• [Given task]: Pick out the lines below with "Number" and list them.

Stored data
☆ ☆ ☆ ☆
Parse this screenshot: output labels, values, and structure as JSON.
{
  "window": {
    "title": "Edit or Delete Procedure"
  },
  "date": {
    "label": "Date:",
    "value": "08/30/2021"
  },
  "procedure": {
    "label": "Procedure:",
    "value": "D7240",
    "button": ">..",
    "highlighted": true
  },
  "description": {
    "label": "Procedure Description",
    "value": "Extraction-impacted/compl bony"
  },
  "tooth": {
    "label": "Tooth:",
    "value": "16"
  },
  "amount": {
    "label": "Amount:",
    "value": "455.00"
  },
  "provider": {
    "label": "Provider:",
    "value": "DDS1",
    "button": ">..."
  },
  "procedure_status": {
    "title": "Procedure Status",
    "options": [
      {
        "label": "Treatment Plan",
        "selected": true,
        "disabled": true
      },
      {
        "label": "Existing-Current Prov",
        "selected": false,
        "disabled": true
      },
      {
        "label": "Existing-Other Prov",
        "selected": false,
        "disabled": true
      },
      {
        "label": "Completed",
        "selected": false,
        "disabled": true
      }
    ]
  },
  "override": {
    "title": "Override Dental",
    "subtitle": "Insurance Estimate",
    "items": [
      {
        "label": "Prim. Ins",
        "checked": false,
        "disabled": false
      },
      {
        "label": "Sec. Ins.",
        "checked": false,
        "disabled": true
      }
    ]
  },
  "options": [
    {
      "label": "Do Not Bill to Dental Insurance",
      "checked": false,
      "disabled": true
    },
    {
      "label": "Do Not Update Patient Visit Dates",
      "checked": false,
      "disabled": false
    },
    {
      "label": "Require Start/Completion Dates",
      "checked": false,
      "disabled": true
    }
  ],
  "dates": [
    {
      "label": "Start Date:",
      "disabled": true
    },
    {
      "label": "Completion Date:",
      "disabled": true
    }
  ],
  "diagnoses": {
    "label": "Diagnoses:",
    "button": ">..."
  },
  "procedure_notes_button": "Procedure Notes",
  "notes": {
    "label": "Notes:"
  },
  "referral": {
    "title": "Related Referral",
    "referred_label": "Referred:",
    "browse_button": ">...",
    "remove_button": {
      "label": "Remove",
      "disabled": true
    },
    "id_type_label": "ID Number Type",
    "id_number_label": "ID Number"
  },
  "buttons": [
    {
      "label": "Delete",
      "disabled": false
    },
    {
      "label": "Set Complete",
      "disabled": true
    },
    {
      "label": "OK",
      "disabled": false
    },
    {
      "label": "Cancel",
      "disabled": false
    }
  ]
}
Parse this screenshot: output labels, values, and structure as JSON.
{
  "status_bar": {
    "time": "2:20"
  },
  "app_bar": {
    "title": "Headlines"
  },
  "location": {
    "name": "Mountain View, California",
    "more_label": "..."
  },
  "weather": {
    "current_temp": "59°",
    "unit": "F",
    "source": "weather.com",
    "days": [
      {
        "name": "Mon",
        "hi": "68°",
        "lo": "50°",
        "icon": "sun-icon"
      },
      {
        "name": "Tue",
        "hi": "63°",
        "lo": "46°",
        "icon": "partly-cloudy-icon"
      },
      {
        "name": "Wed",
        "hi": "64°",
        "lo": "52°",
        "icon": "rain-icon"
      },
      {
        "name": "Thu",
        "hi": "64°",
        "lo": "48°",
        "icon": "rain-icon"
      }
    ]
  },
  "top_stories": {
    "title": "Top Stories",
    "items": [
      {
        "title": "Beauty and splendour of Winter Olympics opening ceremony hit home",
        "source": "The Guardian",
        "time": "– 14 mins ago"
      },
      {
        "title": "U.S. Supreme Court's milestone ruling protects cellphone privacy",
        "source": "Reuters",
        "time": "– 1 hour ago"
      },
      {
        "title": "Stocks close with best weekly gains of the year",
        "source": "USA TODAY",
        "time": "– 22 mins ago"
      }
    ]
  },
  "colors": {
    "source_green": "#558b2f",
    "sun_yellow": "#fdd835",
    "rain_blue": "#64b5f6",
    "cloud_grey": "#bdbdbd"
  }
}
☆ ☆ ☆ ☆
• [Exercise solution]:
    "id_type_label": "ID Number Type",
    "id_number_label": "ID Number"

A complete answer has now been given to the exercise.